Stored entries:

━━━━━━

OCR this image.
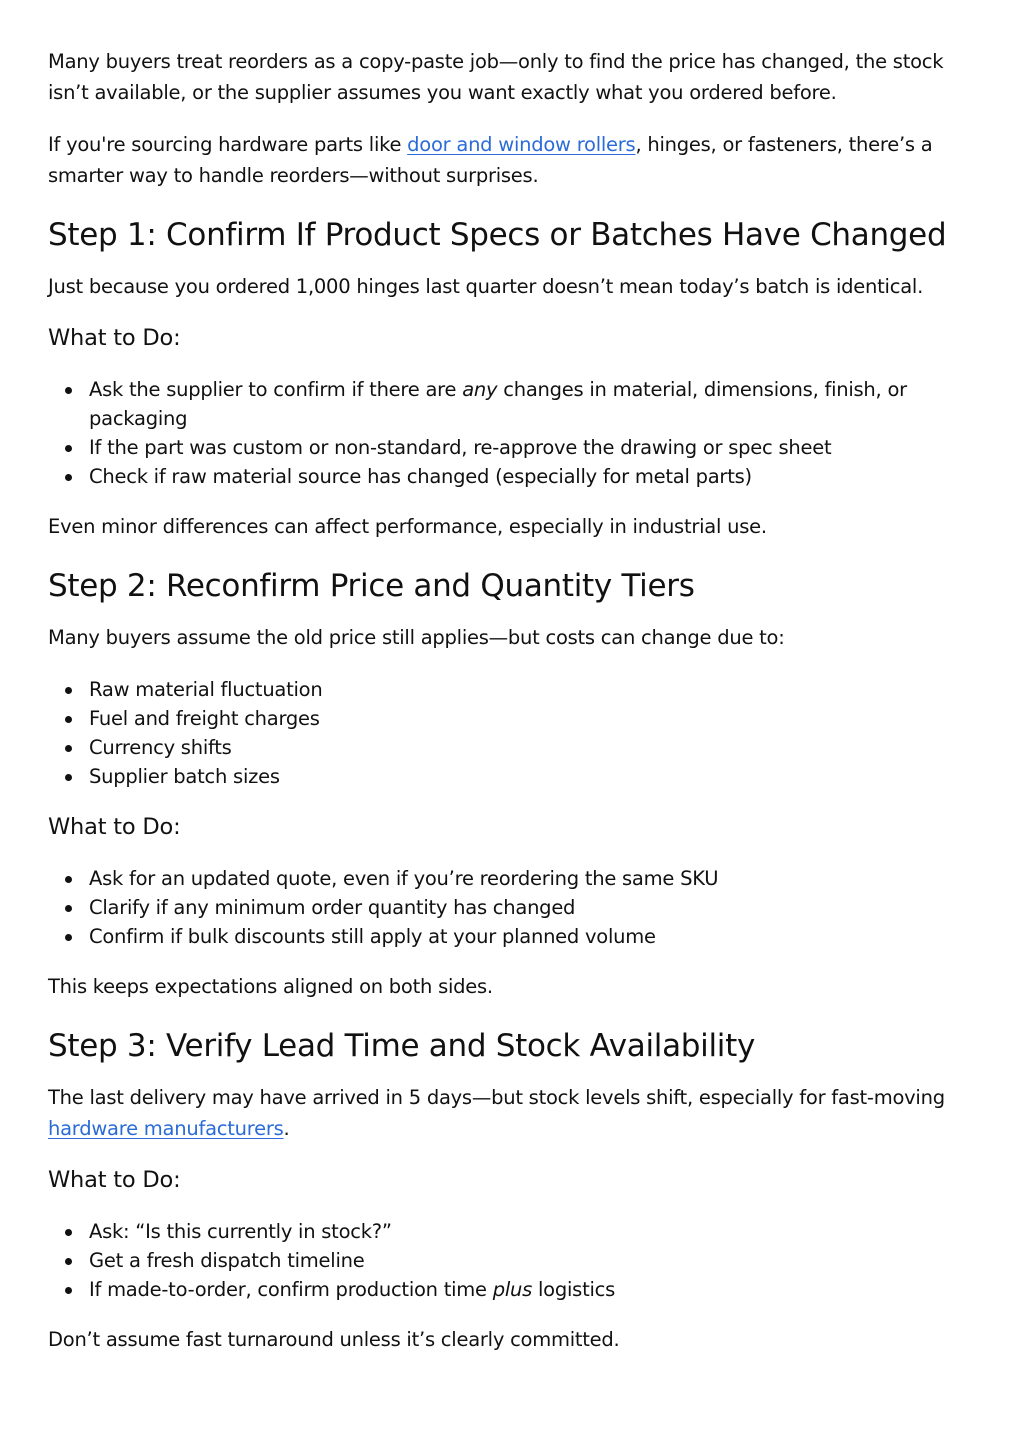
Many buyers treat reorders as a copy-paste job—only to find the price has changed, the stock isn’t available, or the supplier assumes you want exactly what you ordered before.

If you're sourcing hardware parts like door and window rollers, hinges, or fasteners, there’s a smarter way to handle reorders—without surprises.

Step 1: Confirm If Product Specs or Batches Have Changed

Just because you ordered 1,000 hinges last quarter doesn’t mean today’s batch is identical.

What to Do:
Ask the supplier to confirm if there are any changes in material, dimensions, finish, or packaging
If the part was custom or non-standard, re-approve the drawing or spec sheet
Check if raw material source has changed (especially for metal parts)

Even minor differences can affect performance, especially in industrial use.

Step 2: Reconfirm Price and Quantity Tiers

Many buyers assume the old price still applies—but costs can change due to:

Raw material fluctuation
Fuel and freight charges
Currency shifts
Supplier batch sizes
What to Do:
Ask for an updated quote, even if you’re reordering the same SKU
Clarify if any minimum order quantity has changed
Confirm if bulk discounts still apply at your planned volume

This keeps expectations aligned on both sides.

Step 3: Verify Lead Time and Stock Availability

The last delivery may have arrived in 5 days—but stock levels shift, especially for fast-moving hardware manufacturers.

What to Do:
Ask: “Is this currently in stock?”
Get a fresh dispatch timeline
If made-to-order, confirm production time plus logistics

Don’t assume fast turnaround unless it’s clearly committed.
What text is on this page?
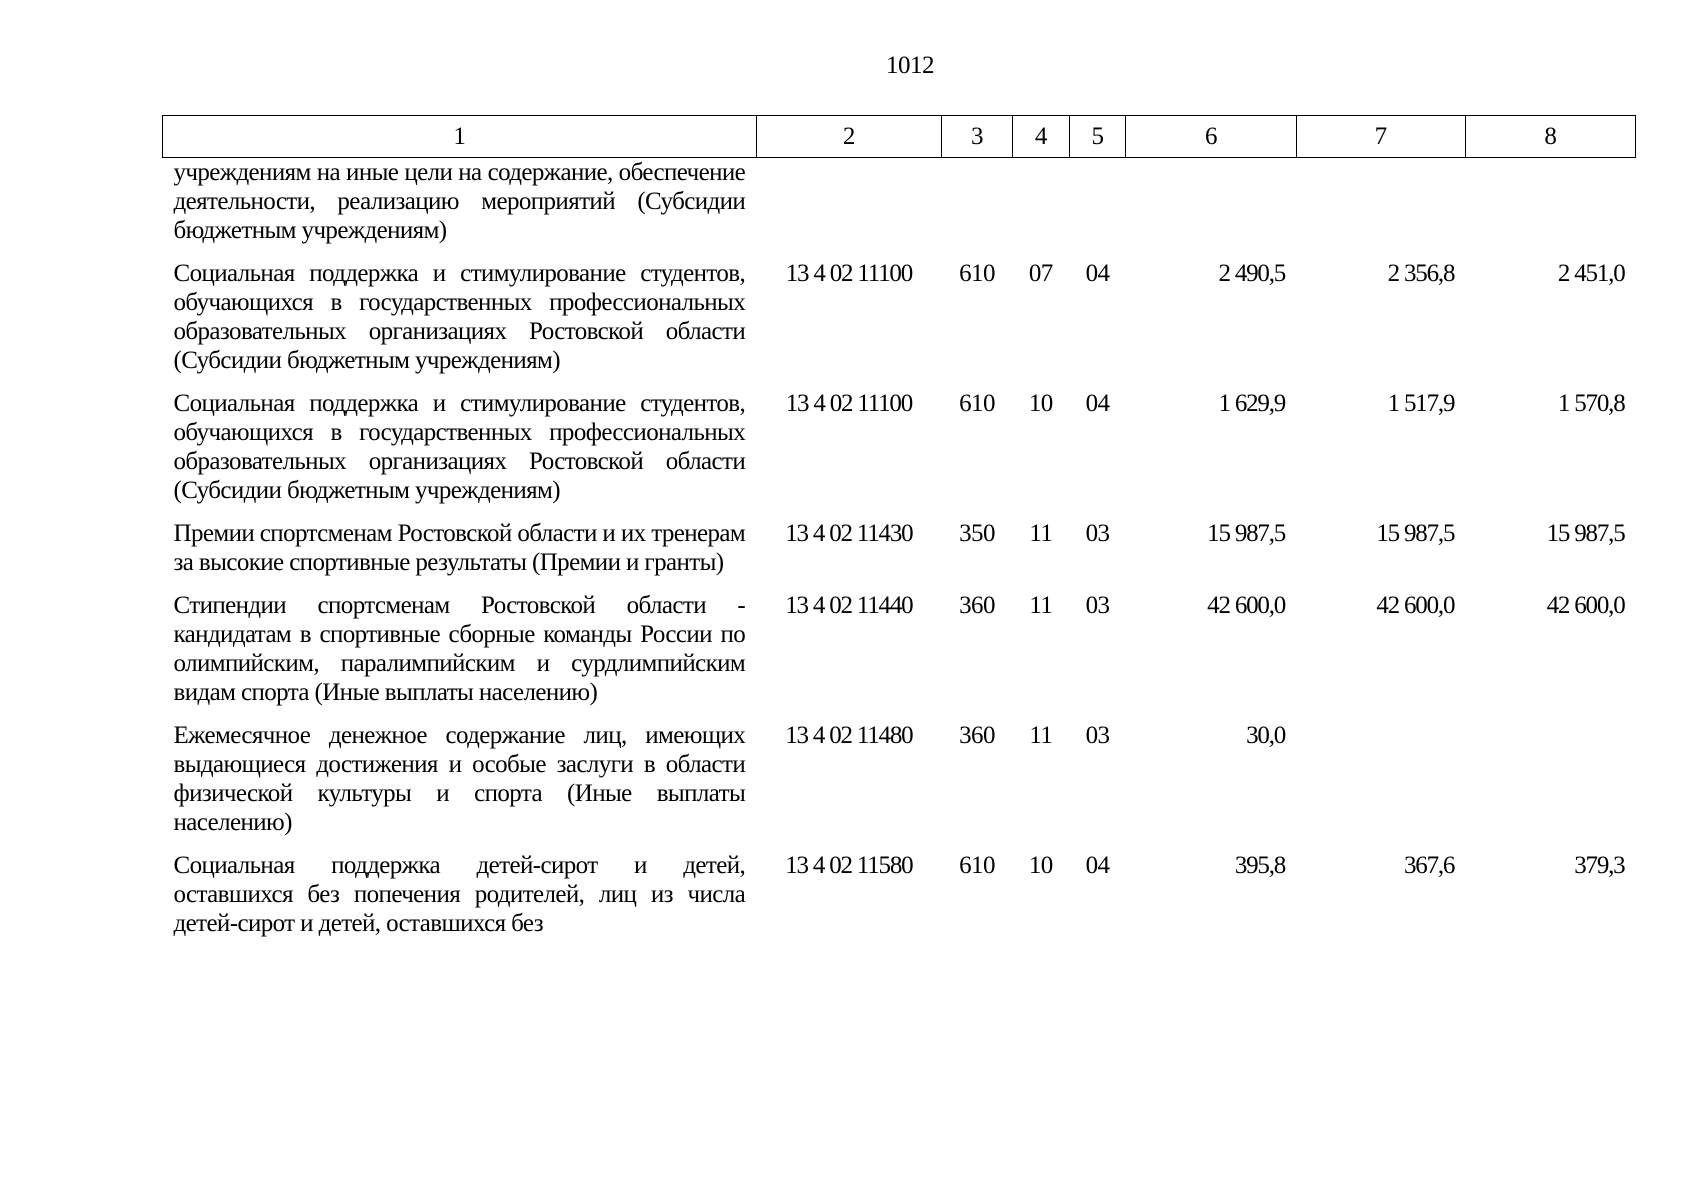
1012
1	2	3	4	5	6	7	8
учреждениям на иные цели на содержание, обеспечение деятельности, реализацию мероприятий (Субсидии бюджетным учреждениям)							
Социальная поддержка и стимулирование студентов, обучающихся в государственных профессиональных образовательных организациях Ростовской области (Субсидии бюджетным учреждениям)	13 4 02 11100	610	07	04	2 490,5	2 356,8	2 451,0
Социальная поддержка и стимулирование студентов, обучающихся в государственных профессиональных образовательных организациях Ростовской области (Субсидии бюджетным учреждениям)	13 4 02 11100	610	10	04	1 629,9	1 517,9	1 570,8
Премии спортсменам Ростовской области и их тренерам за высокие спортивные результаты (Премии и гранты)	13 4 02 11430	350	11	03	15 987,5	15 987,5	15 987,5
Стипендии спортсменам Ростовской области - кандидатам в спортивные сборные команды России по олимпийским, паралимпийским и сурдлимпийским видам спорта (Иные выплаты населению)	13 4 02 11440	360	11	03	42 600,0	42 600,0	42 600,0
Ежемесячное денежное содержание лиц, имеющих выдающиеся достижения и особые заслуги в области физической культуры и спорта (Иные выплаты населению)	13 4 02 11480	360	11	03	30,0		
Социальная поддержка детей-сирот и детей, оставшихся без попечения родителей, лиц из числа детей-сирот и детей, оставшихся без	13 4 02 11580	610	10	04	395,8	367,6	379,3
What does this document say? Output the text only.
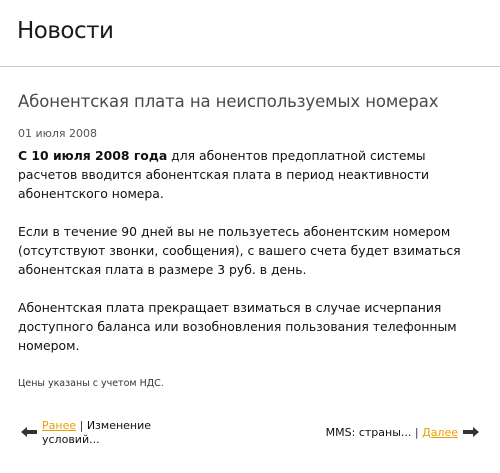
Новости
Абонентская плата на неиспользуемых номерах
01 июля 2008

С 10 июля 2008 года для абонентов предоплатной системы расчетов вводится абонентская плата в период неактивности абонентского номера.

Если в течение 90 дней вы не пользуетесь абонентским номером (отсутствуют звонки, сообщения), с вашего счета будет взиматься абонентская плата в размере 3 руб. в день.

Абонентская плата прекращает взиматься в случае исчерпания доступного баланса или возобновления пользования телефонным номером.

Цены указаны с учетом НДС.
Ранее | Изменение условий...
MMS: страны... | Далее
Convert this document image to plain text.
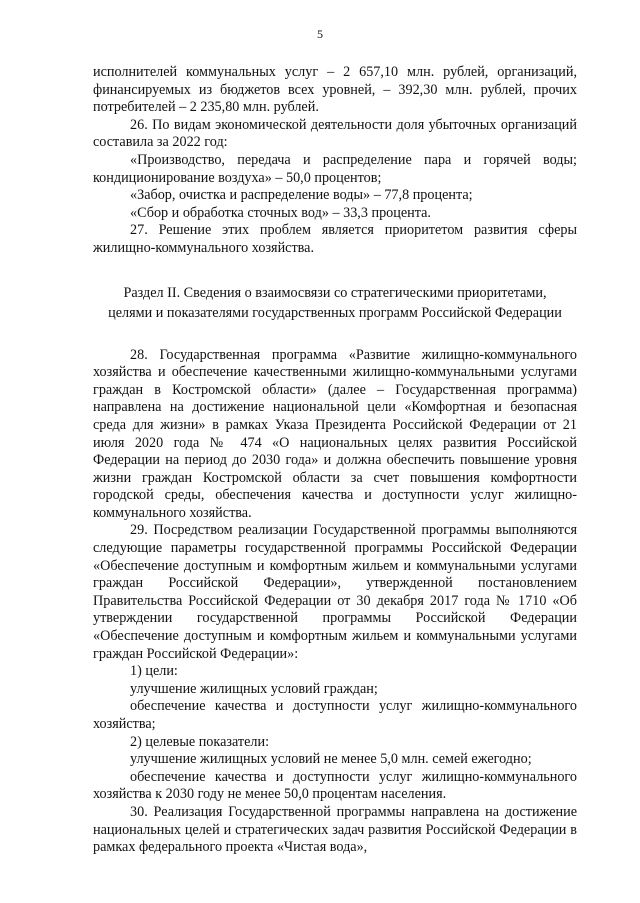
5

исполнителей коммунальных услуг – 2 657,10 млн. рублей, организаций, финансируемых из бюджетов всех уровней, – 392,30 млн. рублей, прочих потребителей – 2 235,80 млн. рублей.

26. По видам экономической деятельности доля убыточных организаций составила за 2022 год:

«Производство, передача и распределение пара и горячей воды; кондиционирование воздуха» – 50,0 процентов;

«Забор, очистка и распределение воды» – 77,8 процента;

«Сбор и обработка сточных вод» – 33,3 процента.

27. Решение этих проблем является приоритетом развития сферы жилищно-коммунального хозяйства.

Раздел II. Сведения о взаимосвязи со стратегическими приоритетами,

целями и показателями государственных программ Российской Федерации

28. Государственная программа «Развитие жилищно-коммунального хозяйства и обеспечение качественными жилищно-коммунальными услугами граждан в Костромской области» (далее – Государственная программа) направлена на достижение национальной цели «Комфортная и безопасная среда для жизни» в рамках Указа Президента Российской Федерации от 21 июля 2020 года № 474 «О национальных целях развития Российской Федерации на период до 2030 года» и должна обеспечить повышение уровня жизни граждан Костромской области за счет повышения комфортности городской среды, обеспечения качества и доступности услуг жилищно-коммунального хозяйства.

29. Посредством реализации Государственной программы выполняются следующие параметры государственной программы Российской Федерации «Обеспечение доступным и комфортным жильем и коммунальными услугами граждан Российской Федерации», утвержденной постановлением Правительства Российской Федерации от 30 декабря 2017 года № 1710 «Об утверждении государственной программы Российской Федерации «Обеспечение доступным и комфортным жильем и коммунальными услугами граждан Российской Федерации»:

1) цели:

улучшение жилищных условий граждан;

обеспечение качества и доступности услуг жилищно-коммунального хозяйства;

2) целевые показатели:

улучшение жилищных условий не менее 5,0 млн. семей ежегодно;

обеспечение качества и доступности услуг жилищно-коммунального хозяйства к 2030 году не менее 50,0 процентам населения.

30. Реализация Государственной программы направлена на достижение национальных целей и стратегических задач развития Российской Федерации в рамках федерального проекта «Чистая вода»,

━━━━━━

Problem description =
Where a line holds "document", copy that line.

Problem solution =
What does this document say? Output the text only.
Convert this document image to plain text.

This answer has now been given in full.